[Data section]
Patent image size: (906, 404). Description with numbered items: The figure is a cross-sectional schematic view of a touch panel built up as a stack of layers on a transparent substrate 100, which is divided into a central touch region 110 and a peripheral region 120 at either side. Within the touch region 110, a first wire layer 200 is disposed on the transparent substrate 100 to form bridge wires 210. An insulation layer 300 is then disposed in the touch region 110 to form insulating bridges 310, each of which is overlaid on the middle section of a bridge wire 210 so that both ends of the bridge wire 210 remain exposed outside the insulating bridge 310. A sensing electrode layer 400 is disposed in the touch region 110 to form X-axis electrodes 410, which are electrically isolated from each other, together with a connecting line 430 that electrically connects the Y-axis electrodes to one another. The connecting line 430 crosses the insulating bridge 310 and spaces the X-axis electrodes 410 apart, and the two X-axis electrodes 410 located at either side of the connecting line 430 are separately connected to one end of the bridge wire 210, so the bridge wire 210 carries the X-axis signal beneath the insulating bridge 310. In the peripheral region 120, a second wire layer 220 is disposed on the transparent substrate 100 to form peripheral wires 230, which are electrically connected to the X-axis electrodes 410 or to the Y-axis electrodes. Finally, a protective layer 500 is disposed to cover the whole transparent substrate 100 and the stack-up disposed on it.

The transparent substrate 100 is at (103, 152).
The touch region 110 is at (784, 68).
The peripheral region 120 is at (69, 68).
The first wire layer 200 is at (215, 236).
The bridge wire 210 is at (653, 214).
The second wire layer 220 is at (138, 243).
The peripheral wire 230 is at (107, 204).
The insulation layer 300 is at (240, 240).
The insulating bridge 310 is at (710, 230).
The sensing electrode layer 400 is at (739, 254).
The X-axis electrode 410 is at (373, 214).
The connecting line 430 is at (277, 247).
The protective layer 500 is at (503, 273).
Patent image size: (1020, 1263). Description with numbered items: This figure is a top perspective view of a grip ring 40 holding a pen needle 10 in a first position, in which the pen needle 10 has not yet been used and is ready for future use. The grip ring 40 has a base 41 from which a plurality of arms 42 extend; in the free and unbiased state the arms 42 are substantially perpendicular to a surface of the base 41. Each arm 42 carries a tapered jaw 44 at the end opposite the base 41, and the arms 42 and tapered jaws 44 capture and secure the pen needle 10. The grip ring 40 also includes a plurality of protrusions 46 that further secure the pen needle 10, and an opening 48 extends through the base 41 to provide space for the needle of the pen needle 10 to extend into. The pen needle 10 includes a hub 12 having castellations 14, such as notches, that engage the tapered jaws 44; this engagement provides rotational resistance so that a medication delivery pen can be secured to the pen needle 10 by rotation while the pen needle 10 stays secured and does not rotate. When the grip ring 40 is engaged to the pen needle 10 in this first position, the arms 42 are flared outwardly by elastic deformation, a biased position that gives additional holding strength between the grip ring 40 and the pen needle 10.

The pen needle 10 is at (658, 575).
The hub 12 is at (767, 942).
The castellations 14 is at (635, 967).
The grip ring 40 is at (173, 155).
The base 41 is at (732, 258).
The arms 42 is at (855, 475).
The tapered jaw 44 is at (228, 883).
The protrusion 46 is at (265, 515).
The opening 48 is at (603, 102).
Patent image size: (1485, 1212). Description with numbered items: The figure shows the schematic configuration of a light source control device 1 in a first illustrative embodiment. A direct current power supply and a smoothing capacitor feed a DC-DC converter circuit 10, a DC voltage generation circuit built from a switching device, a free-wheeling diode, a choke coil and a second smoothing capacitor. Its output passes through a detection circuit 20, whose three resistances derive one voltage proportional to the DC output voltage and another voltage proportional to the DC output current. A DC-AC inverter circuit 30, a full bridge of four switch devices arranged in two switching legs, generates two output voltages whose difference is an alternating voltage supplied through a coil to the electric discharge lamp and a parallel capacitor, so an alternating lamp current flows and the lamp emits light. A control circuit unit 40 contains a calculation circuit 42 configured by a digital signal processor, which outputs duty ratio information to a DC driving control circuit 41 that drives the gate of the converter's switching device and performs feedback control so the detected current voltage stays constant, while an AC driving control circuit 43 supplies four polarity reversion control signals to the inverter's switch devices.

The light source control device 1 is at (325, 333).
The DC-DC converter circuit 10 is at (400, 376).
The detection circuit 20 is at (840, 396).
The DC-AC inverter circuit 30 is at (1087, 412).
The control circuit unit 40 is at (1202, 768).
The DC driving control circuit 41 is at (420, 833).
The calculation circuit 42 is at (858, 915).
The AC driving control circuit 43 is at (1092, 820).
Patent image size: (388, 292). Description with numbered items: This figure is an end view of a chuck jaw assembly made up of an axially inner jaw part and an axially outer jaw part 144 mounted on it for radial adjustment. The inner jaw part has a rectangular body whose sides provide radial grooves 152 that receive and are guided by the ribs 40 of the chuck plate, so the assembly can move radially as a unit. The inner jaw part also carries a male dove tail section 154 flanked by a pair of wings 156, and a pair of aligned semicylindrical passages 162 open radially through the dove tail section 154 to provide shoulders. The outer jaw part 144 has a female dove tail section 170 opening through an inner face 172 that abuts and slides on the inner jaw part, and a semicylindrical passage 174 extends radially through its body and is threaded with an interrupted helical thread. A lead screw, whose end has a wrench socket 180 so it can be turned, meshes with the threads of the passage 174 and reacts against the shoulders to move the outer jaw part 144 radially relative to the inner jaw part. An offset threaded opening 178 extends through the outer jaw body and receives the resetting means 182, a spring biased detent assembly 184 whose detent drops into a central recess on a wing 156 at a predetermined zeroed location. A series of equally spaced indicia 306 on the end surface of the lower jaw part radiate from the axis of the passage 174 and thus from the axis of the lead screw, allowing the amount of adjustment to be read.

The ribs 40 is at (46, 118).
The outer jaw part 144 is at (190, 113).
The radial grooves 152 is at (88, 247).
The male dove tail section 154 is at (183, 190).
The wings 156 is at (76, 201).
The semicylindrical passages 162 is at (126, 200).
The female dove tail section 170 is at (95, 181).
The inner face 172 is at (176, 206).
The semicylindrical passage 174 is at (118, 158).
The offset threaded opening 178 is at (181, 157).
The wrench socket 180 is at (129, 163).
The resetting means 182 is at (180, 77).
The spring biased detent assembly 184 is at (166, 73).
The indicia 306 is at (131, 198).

[What to do] Lay out every line of the listing above as a Markdown table with the columns Row and Line, numbering the rows in order and skipping blank lines.

[Response to the exercise]
| Row | Line |
|---|---|
| 1 | Patent image size: (906, 404). Description with numbered items: The figure is a cross-sectional schematic view of a touch panel built up as a stack of layers on a transparent substrate 100, which is divided into a central touch region 110 and a peripheral region 120 at either side. Within the touch region 110, a first wire layer 200 is disposed on the transparent substrate 100 to form bridge wires 210. An insulation layer 300 is then disposed in the touch region 110 to form insulating bridges 310, each of which is overlaid on the middle section of a bridge wire 210 so that both ends of the bridge wire 210 remain exposed outside the insulating bridge 310. A sensing electrode layer 400 is disposed in the touch region 110 to form X-axis electrodes 410, which are electrically isolated from each other, together with a connecting line 430 that electrically connects the Y-axis electrodes to one another. The connecting line 430 crosses the insulating bridge 310 and spaces the X-axis electrodes 410 apart, and the two X-axis electrodes 410 located at either side of the connecting line 430 are separately connected to one end of the bridge wire 210, so the bridge wire 210 carries the X-axis signal beneath the insulating bridge 310. In the peripheral region 120, a second wire layer 220 is disposed on the transparent substrate 100 to form peripheral wires 230, which are electrically connected to the X-axis electrodes 410 or to the Y-axis electrodes. Finally, a protective layer 500 is disposed to cover the whole transparent substrate 100 and the stack-up disposed on it. |
| 2 | The transparent substrate 100 is at (103, 152). |
| 3 | The touch region 110 is at (784, 68). |
| 4 | The peripheral region 120 is at (69, 68). |
| 5 | The first wire layer 200 is at (215, 236). |
| 6 | The bridge wire 210 is at (653, 214). |
| 7 | The second wire layer 220 is at (138, 243). |
| 8 | The peripheral wire 230 is at (107, 204). |
| 9 | The insulation layer 300 is at (240, 240). |
| 10 | The insulating bridge 310 is at (710, 230). |
| 11 | The sensing electrode layer 400 is at (739, 254). |
| 12 | The X-axis electrode 410 is at (373, 214). |
| 13 | The connecting line 430 is at (277, 247). |
| 14 | The protective layer 500 is at (503, 273). |
| 15 | Patent image size: (1020, 1263). Description with numbered items: This figure is a top perspective view of a grip ring 40 holding a pen needle 10 in a first position, in which the pen needle 10 has not yet been used and is ready for future use. The grip ring 40 has a base 41 from which a plurality of arms 42 extend; in the free and unbiased state the arms 42 are substantially perpendicular to a surface of the base 41. Each arm 42 carries a tapered jaw 44 at the end opposite the base 41, and the arms 42 and tapered jaws 44 capture and secure the pen needle 10. The grip ring 40 also includes a plurality of protrusions 46 that further secure the pen needle 10, and an opening 48 extends through the base 41 to provide space for the needle of the pen needle 10 to extend into. The pen needle 10 includes a hub 12 having castellations 14, such as notches, that engage the tapered jaws 44; this engagement provides rotational resistance so that a medication delivery pen can be secured to the pen needle 10 by rotation while the pen needle 10 stays secured and does not rotate. When the grip ring 40 is engaged to the pen needle 10 in this first position, the arms 42 are flared outwardly by elastic deformation, a biased position that gives additional holding strength between the grip ring 40 and the pen needle 10. |
| 16 | The pen needle 10 is at (658, 575). |
| 17 | The hub 12 is at (767, 942). |
| 18 | The castellations 14 is at (635, 967). |
| 19 | The grip ring 40 is at (173, 155). |
| 20 | The base 41 is at (732, 258). |
| 21 | The arms 42 is at (855, 475). |
| 22 | The tapered jaw 44 is at (228, 883). |
| 23 | The protrusion 46 is at (265, 515). |
| 24 | The opening 48 is at (603, 102). |
| 25 | Patent image size: (1485, 1212). Description with numbered items: The figure shows the schematic configuration of a light source control device 1 in a first illustrative embodiment. A direct current power supply and a smoothing capacitor feed a DC-DC converter circuit 10, a DC voltage generation circuit built from a switching device, a free-wheeling diode, a choke coil and a second smoothing capacitor. Its output passes through a detection circuit 20, whose three resistances derive one voltage proportional to the DC output voltage and another voltage proportional to the DC output current. A DC-AC inverter circuit 30, a full bridge of four switch devices arranged in two switching legs, generates two output voltages whose difference is an alternating voltage supplied through a coil to the electric discharge lamp and a parallel capacitor, so an alternating lamp current flows and the lamp emits light. A control circuit unit 40 contains a calculation circuit 42 configured by a digital signal processor, which outputs duty ratio information to a DC driving control circuit 41 that drives the gate of the converter's switching device and performs feedback control so the detected current voltage stays constant, while an AC driving control circuit 43 supplies four polarity reversion control signals to the inverter's switch devices. |
| 26 | The light source control device 1 is at (325, 333). |
| 27 | The DC-DC converter circuit 10 is at (400, 376). |
| 28 | The detection circuit 20 is at (840, 396). |
| 29 | The DC-AC inverter circuit 30 is at (1087, 412). |
| 30 | The control circuit unit 40 is at (1202, 768). |
| 31 | The DC driving control circuit 41 is at (420, 833). |
| 32 | The calculation circuit 42 is at (858, 915). |
| 33 | The AC driving control circuit 43 is at (1092, 820). |
| 34 | Patent image size: (388, 292). Description with numbered items: This figure is an end view of a chuck jaw assembly made up of an axially inner jaw part and an axially outer jaw part 144 mounted on it for radial adjustment. The inner jaw part has a rectangular body whose sides provide radial grooves 152 that receive and are guided by the ribs 40 of the chuck plate, so the assembly can move radially as a unit. The inner jaw part also carries a male dove tail section 154 flanked by a pair of wings 156, and a pair of aligned semicylindrical passages 162 open radially through the dove tail section 154 to provide shoulders. The outer jaw part 144 has a female dove tail section 170 opening through an inner face 172 that abuts and slides on the inner jaw part, and a semicylindrical passage 174 extends radially through its body and is threaded with an interrupted helical thread. A lead screw, whose end has a wrench socket 180 so it can be turned, meshes with the threads of the passage 174 and reacts against the shoulders to move the outer jaw part 144 radially relative to the inner jaw part. An offset threaded opening 178 extends through the outer jaw body and receives the resetting means 182, a spring biased detent assembly 184 whose detent drops into a central recess on a wing 156 at a predetermined zeroed location. A series of equally spaced indicia 306 on the end surface of the lower jaw part radiate from the axis of the passage 174 and thus from the axis of the lead screw, allowing the amount of adjustment to be read. |
| 35 | The ribs 40 is at (46, 118). |
| 36 | The outer jaw part 144 is at (190, 113). |
| 37 | The radial grooves 152 is at (88, 247). |
| 38 | The male dove tail section 154 is at (183, 190). |
| 39 | The wings 156 is at (76, 201). |
| 40 | The semicylindrical passages 162 is at (126, 200). |
| 41 | The female dove tail section 170 is at (95, 181). |
| 42 | The inner face 172 is at (176, 206). |
| 43 | The semicylindrical passage 174 is at (118, 158). |
| 44 | The offset threaded opening 178 is at (181, 157). |
| 45 | The wrench socket 180 is at (129, 163). |
| 46 | The resetting means 182 is at (180, 77). |
| 47 | The spring biased detent assembly 184 is at (166, 73). |
| 48 | The indicia 306 is at (131, 198). |